Required work :: Drop the pictures from the entries below, then reproduce the rest exactly.

Entries shown ::

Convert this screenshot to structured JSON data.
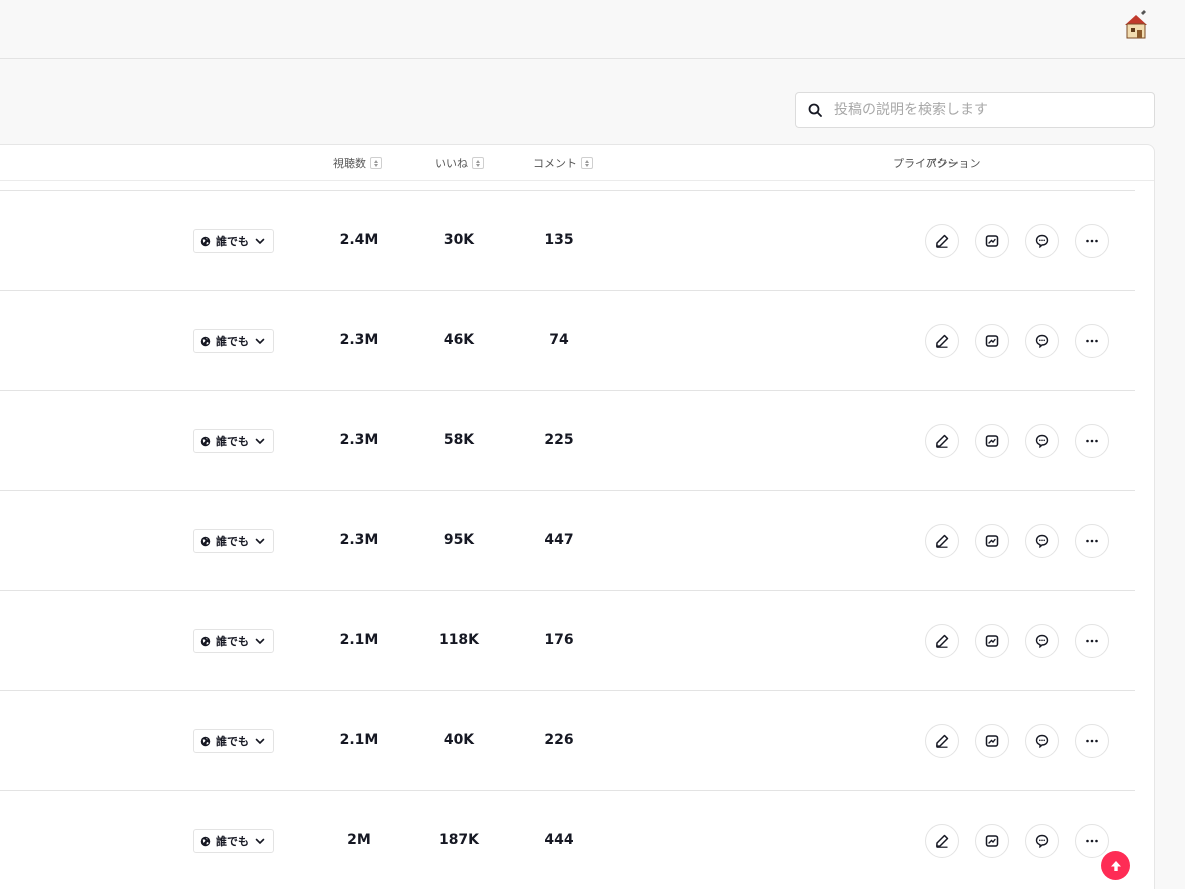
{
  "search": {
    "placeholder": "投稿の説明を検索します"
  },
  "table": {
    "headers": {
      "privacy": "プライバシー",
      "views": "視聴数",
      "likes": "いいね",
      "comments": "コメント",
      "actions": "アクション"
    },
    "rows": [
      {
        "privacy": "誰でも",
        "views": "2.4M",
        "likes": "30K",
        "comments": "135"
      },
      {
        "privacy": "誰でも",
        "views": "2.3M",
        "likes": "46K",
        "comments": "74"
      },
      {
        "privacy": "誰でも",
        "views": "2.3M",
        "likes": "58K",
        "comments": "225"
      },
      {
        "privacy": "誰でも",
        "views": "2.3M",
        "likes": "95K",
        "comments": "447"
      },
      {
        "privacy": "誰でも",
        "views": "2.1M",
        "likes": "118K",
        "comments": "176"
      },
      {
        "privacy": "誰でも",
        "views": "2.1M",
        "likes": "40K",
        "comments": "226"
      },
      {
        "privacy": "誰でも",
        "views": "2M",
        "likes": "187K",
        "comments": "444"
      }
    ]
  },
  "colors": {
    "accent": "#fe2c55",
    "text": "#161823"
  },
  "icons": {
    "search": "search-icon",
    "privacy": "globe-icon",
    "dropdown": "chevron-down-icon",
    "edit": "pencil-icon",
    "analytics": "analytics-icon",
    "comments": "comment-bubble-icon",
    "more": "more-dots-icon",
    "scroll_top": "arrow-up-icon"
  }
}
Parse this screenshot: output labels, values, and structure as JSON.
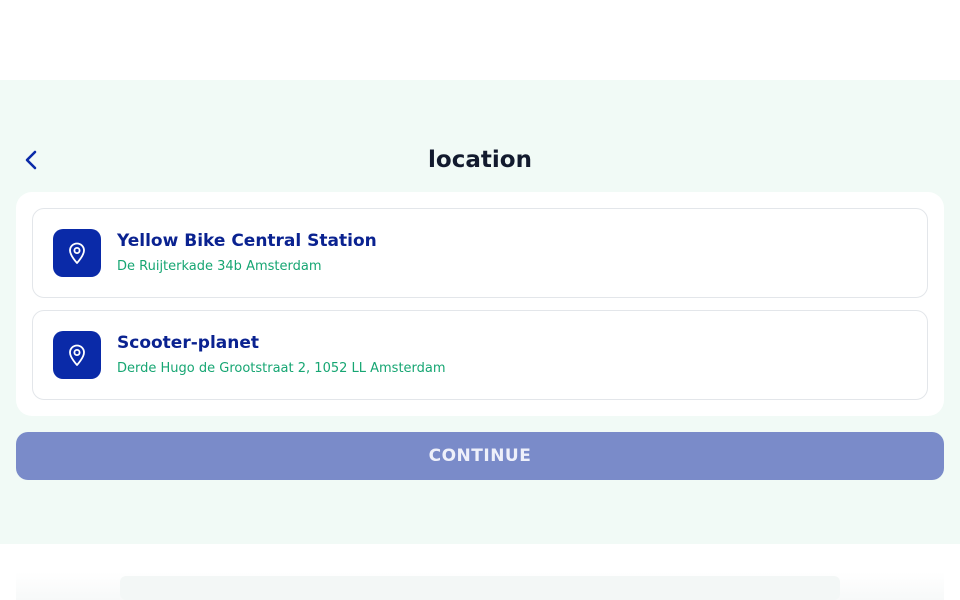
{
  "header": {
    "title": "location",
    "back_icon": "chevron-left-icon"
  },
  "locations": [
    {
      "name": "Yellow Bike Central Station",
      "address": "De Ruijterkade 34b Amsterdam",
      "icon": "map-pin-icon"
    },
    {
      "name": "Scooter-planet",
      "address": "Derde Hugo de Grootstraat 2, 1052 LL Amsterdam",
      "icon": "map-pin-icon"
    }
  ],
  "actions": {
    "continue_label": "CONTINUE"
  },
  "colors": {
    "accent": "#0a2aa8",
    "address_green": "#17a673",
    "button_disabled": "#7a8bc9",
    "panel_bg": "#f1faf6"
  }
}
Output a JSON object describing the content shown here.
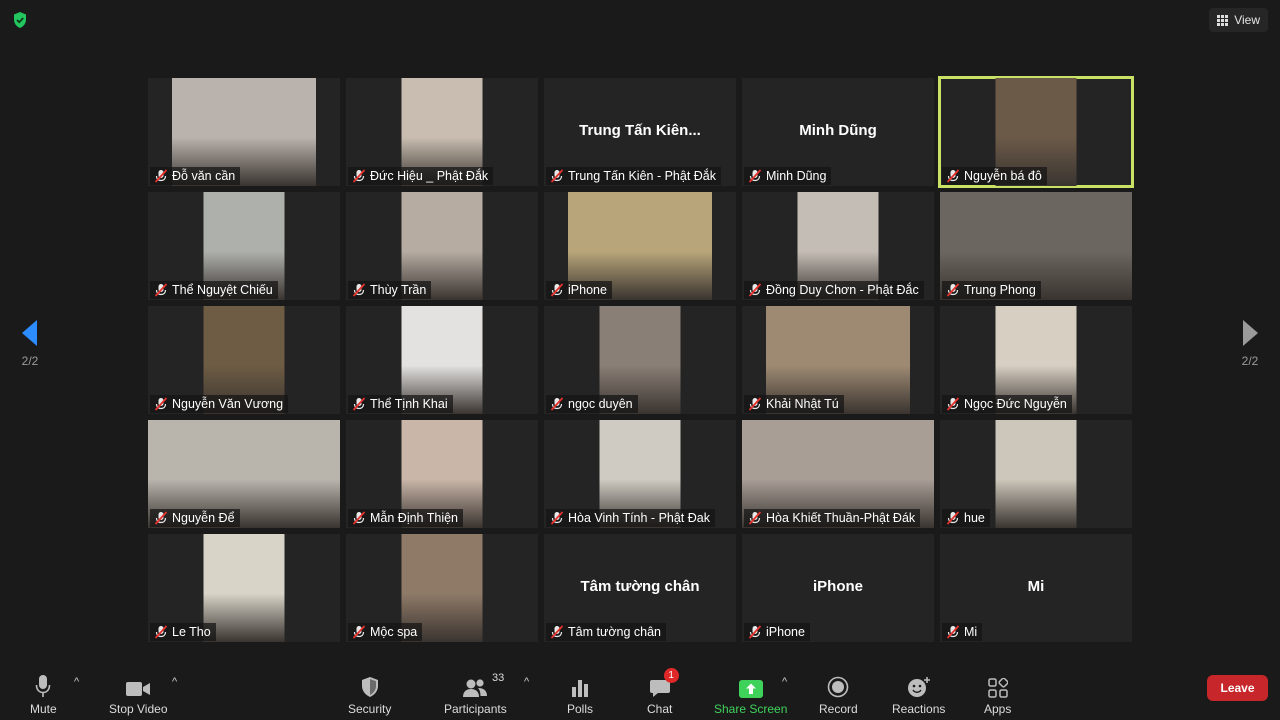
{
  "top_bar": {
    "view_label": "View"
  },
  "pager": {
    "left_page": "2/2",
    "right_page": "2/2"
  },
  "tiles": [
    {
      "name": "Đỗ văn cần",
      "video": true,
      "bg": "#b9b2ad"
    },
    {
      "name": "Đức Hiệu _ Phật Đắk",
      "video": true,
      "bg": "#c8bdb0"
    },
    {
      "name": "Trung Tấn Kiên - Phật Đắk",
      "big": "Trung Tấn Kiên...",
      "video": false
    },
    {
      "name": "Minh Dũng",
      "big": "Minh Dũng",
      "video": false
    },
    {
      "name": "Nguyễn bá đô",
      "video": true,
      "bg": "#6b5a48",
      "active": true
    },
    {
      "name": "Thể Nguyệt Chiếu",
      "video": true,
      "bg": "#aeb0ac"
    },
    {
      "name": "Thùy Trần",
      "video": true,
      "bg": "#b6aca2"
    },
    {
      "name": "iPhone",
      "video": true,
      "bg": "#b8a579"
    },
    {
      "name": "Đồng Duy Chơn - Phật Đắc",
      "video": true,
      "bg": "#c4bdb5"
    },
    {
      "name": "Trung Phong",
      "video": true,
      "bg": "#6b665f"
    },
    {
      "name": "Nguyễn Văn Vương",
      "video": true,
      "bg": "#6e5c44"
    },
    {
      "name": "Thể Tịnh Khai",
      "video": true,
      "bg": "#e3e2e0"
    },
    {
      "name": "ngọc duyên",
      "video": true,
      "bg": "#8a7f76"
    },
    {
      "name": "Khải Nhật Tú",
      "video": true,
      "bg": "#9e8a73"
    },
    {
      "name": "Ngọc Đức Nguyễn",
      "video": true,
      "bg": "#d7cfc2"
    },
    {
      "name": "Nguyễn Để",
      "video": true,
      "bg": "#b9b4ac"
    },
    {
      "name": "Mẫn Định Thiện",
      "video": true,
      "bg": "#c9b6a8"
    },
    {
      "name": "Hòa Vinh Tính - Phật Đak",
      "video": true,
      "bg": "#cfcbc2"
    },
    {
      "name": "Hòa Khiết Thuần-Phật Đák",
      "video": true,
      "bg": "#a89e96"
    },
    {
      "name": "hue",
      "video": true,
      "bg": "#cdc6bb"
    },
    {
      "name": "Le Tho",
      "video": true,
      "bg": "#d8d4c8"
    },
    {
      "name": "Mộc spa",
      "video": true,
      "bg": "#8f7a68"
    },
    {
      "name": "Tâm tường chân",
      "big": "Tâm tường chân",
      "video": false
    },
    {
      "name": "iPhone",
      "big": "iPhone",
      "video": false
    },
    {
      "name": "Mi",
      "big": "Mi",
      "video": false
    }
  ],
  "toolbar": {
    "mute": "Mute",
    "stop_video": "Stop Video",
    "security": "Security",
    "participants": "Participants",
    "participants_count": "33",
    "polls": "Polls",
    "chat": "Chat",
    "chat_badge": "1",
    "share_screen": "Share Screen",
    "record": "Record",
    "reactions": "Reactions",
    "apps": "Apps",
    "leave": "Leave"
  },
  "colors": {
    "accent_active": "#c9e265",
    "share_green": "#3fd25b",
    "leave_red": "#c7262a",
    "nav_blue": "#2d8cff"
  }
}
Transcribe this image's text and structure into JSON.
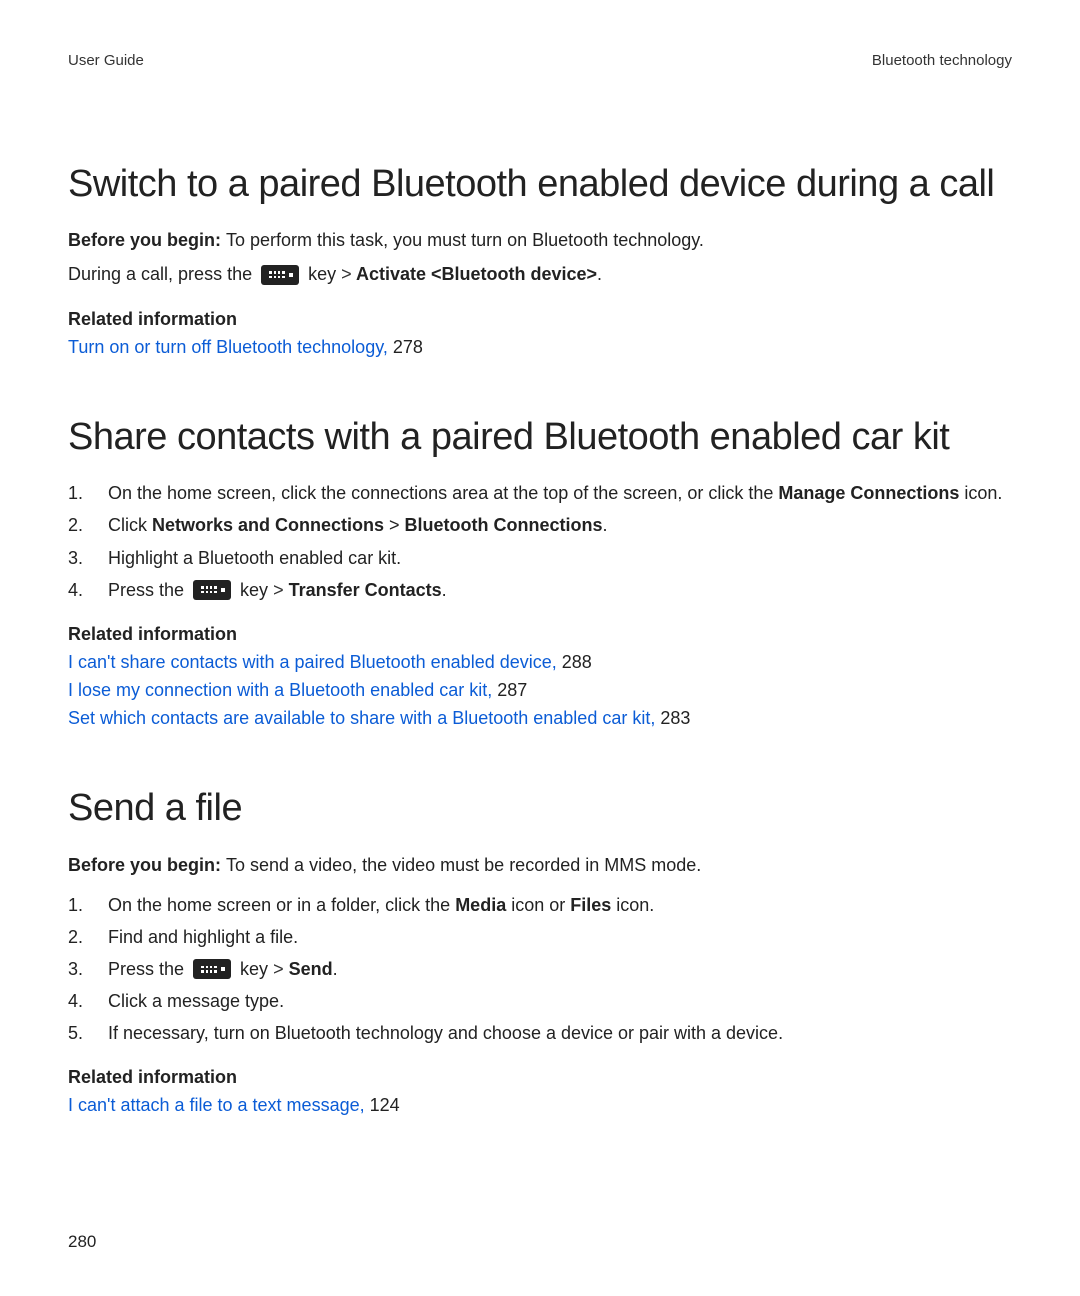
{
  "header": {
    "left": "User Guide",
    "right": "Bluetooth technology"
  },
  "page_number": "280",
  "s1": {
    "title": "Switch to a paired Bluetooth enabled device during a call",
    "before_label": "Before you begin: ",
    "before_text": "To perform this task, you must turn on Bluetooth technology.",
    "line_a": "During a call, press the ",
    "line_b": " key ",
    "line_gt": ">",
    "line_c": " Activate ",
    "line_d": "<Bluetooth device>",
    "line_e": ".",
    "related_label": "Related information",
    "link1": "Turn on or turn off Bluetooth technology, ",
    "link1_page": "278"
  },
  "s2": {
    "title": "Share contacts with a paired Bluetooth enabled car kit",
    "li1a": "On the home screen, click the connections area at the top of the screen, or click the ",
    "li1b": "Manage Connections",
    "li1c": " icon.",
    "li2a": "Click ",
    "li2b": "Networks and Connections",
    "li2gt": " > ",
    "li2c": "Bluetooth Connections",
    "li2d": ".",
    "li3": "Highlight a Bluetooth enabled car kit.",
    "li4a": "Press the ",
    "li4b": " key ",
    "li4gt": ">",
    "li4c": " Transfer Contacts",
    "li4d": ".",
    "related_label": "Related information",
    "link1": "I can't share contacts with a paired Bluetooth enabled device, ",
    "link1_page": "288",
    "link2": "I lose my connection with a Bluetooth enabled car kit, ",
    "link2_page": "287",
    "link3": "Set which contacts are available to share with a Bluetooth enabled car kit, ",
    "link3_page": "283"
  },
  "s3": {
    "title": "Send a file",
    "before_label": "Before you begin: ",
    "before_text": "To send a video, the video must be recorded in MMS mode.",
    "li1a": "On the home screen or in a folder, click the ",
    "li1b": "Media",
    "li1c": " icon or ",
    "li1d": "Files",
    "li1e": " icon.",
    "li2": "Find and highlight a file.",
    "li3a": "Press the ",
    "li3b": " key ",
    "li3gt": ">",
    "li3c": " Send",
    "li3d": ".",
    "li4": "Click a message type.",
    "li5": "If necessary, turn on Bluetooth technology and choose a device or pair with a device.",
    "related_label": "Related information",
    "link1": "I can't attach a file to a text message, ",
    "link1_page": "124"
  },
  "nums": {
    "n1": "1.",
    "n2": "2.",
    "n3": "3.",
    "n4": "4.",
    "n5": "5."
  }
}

Finished answer ::
Convert this screenshot to structured JSON data.
{
  "search": {
    "placeholder": "投稿の説明を検索します"
  },
  "table": {
    "headers": {
      "privacy": "プライバシー",
      "views": "視聴数",
      "likes": "いいね",
      "comments": "コメント",
      "actions": "アクション"
    },
    "rows": [
      {
        "privacy": "誰でも",
        "views": "2.4M",
        "likes": "30K",
        "comments": "135"
      },
      {
        "privacy": "誰でも",
        "views": "2.3M",
        "likes": "46K",
        "comments": "74"
      },
      {
        "privacy": "誰でも",
        "views": "2.3M",
        "likes": "58K",
        "comments": "225"
      },
      {
        "privacy": "誰でも",
        "views": "2.3M",
        "likes": "95K",
        "comments": "447"
      },
      {
        "privacy": "誰でも",
        "views": "2.1M",
        "likes": "118K",
        "comments": "176"
      },
      {
        "privacy": "誰でも",
        "views": "2.1M",
        "likes": "40K",
        "comments": "226"
      },
      {
        "privacy": "誰でも",
        "views": "2M",
        "likes": "187K",
        "comments": "444"
      }
    ]
  },
  "colors": {
    "accent": "#fe2c55",
    "text": "#161823"
  },
  "icons": {
    "search": "search-icon",
    "privacy": "globe-icon",
    "dropdown": "chevron-down-icon",
    "edit": "pencil-icon",
    "analytics": "analytics-icon",
    "comments": "comment-bubble-icon",
    "more": "more-dots-icon",
    "scroll_top": "arrow-up-icon"
  }
}
Parse this screenshot: output labels, values, and structure as JSON.
{
  "header": {
    "title": "location",
    "back_icon": "chevron-left-icon"
  },
  "locations": [
    {
      "name": "Yellow Bike Central Station",
      "address": "De Ruijterkade 34b Amsterdam",
      "icon": "map-pin-icon"
    },
    {
      "name": "Scooter-planet",
      "address": "Derde Hugo de Grootstraat 2, 1052 LL Amsterdam",
      "icon": "map-pin-icon"
    }
  ],
  "actions": {
    "continue_label": "CONTINUE"
  },
  "colors": {
    "accent": "#0a2aa8",
    "address_green": "#17a673",
    "button_disabled": "#7a8bc9",
    "panel_bg": "#f1faf6"
  }
}
Output a JSON object describing the content shown here.
{
  "top_bar": {
    "view_label": "View"
  },
  "pager": {
    "left_page": "2/2",
    "right_page": "2/2"
  },
  "tiles": [
    {
      "name": "Đỗ văn cần",
      "video": true,
      "bg": "#b9b2ad"
    },
    {
      "name": "Đức Hiệu _ Phật Đắk",
      "video": true,
      "bg": "#c8bdb0"
    },
    {
      "name": "Trung Tấn Kiên - Phật Đắk",
      "big": "Trung Tấn Kiên...",
      "video": false
    },
    {
      "name": "Minh Dũng",
      "big": "Minh Dũng",
      "video": false
    },
    {
      "name": "Nguyễn bá đô",
      "video": true,
      "bg": "#6b5a48",
      "active": true
    },
    {
      "name": "Thể Nguyệt Chiếu",
      "video": true,
      "bg": "#aeb0ac"
    },
    {
      "name": "Thùy Trần",
      "video": true,
      "bg": "#b6aca2"
    },
    {
      "name": "iPhone",
      "video": true,
      "bg": "#b8a579"
    },
    {
      "name": "Đồng Duy Chơn - Phật Đắc",
      "video": true,
      "bg": "#c4bdb5"
    },
    {
      "name": "Trung Phong",
      "video": true,
      "bg": "#6b665f"
    },
    {
      "name": "Nguyễn Văn Vương",
      "video": true,
      "bg": "#6e5c44"
    },
    {
      "name": "Thể Tịnh Khai",
      "video": true,
      "bg": "#e3e2e0"
    },
    {
      "name": "ngọc duyên",
      "video": true,
      "bg": "#8a7f76"
    },
    {
      "name": "Khải Nhật Tú",
      "video": true,
      "bg": "#9e8a73"
    },
    {
      "name": "Ngọc Đức Nguyễn",
      "video": true,
      "bg": "#d7cfc2"
    },
    {
      "name": "Nguyễn Để",
      "video": true,
      "bg": "#b9b4ac"
    },
    {
      "name": "Mẫn Định Thiện",
      "video": true,
      "bg": "#c9b6a8"
    },
    {
      "name": "Hòa Vinh Tính - Phật Đak",
      "video": true,
      "bg": "#cfcbc2"
    },
    {
      "name": "Hòa Khiết Thuần-Phật Đák",
      "video": true,
      "bg": "#a89e96"
    },
    {
      "name": "hue",
      "video": true,
      "bg": "#cdc6bb"
    },
    {
      "name": "Le Tho",
      "video": true,
      "bg": "#d8d4c8"
    },
    {
      "name": "Mộc spa",
      "video": true,
      "bg": "#8f7a68"
    },
    {
      "name": "Tâm tường chân",
      "big": "Tâm tường chân",
      "video": false
    },
    {
      "name": "iPhone",
      "big": "iPhone",
      "video": false
    },
    {
      "name": "Mi",
      "big": "Mi",
      "video": false
    }
  ],
  "toolbar": {
    "mute": "Mute",
    "stop_video": "Stop Video",
    "security": "Security",
    "participants": "Participants",
    "participants_count": "33",
    "polls": "Polls",
    "chat": "Chat",
    "chat_badge": "1",
    "share_screen": "Share Screen",
    "record": "Record",
    "reactions": "Reactions",
    "apps": "Apps",
    "leave": "Leave"
  },
  "colors": {
    "accent_active": "#c9e265",
    "share_green": "#3fd25b",
    "leave_red": "#c7262a",
    "nav_blue": "#2d8cff"
  }
}
Transcribe this image's text and structure into JSON.
{
  "header": {
    "left": "User Guide",
    "right": "Bluetooth technology"
  },
  "page_number": "280",
  "s1": {
    "title": "Switch to a paired Bluetooth enabled device during a call",
    "before_label": "Before you begin: ",
    "before_text": "To perform this task, you must turn on Bluetooth technology.",
    "line_a": "During a call, press the ",
    "line_b": " key ",
    "line_gt": ">",
    "line_c": " Activate ",
    "line_d": "<Bluetooth device>",
    "line_e": ".",
    "related_label": "Related information",
    "link1": "Turn on or turn off Bluetooth technology, ",
    "link1_page": "278"
  },
  "s2": {
    "title": "Share contacts with a paired Bluetooth enabled car kit",
    "li1a": "On the home screen, click the connections area at the top of the screen, or click the ",
    "li1b": "Manage Connections",
    "li1c": " icon.",
    "li2a": "Click ",
    "li2b": "Networks and Connections",
    "li2gt": " > ",
    "li2c": "Bluetooth Connections",
    "li2d": ".",
    "li3": "Highlight a Bluetooth enabled car kit.",
    "li4a": "Press the ",
    "li4b": " key ",
    "li4gt": ">",
    "li4c": " Transfer Contacts",
    "li4d": ".",
    "related_label": "Related information",
    "link1": "I can't share contacts with a paired Bluetooth enabled device, ",
    "link1_page": "288",
    "link2": "I lose my connection with a Bluetooth enabled car kit, ",
    "link2_page": "287",
    "link3": "Set which contacts are available to share with a Bluetooth enabled car kit, ",
    "link3_page": "283"
  },
  "s3": {
    "title": "Send a file",
    "before_label": "Before you begin: ",
    "before_text": "To send a video, the video must be recorded in MMS mode.",
    "li1a": "On the home screen or in a folder, click the ",
    "li1b": "Media",
    "li1c": " icon or ",
    "li1d": "Files",
    "li1e": " icon.",
    "li2": "Find and highlight a file.",
    "li3a": "Press the ",
    "li3b": " key ",
    "li3gt": ">",
    "li3c": " Send",
    "li3d": ".",
    "li4": "Click a message type.",
    "li5": "If necessary, turn on Bluetooth technology and choose a device or pair with a device.",
    "related_label": "Related information",
    "link1": "I can't attach a file to a text message, ",
    "link1_page": "124"
  },
  "nums": {
    "n1": "1.",
    "n2": "2.",
    "n3": "3.",
    "n4": "4.",
    "n5": "5."
  }
}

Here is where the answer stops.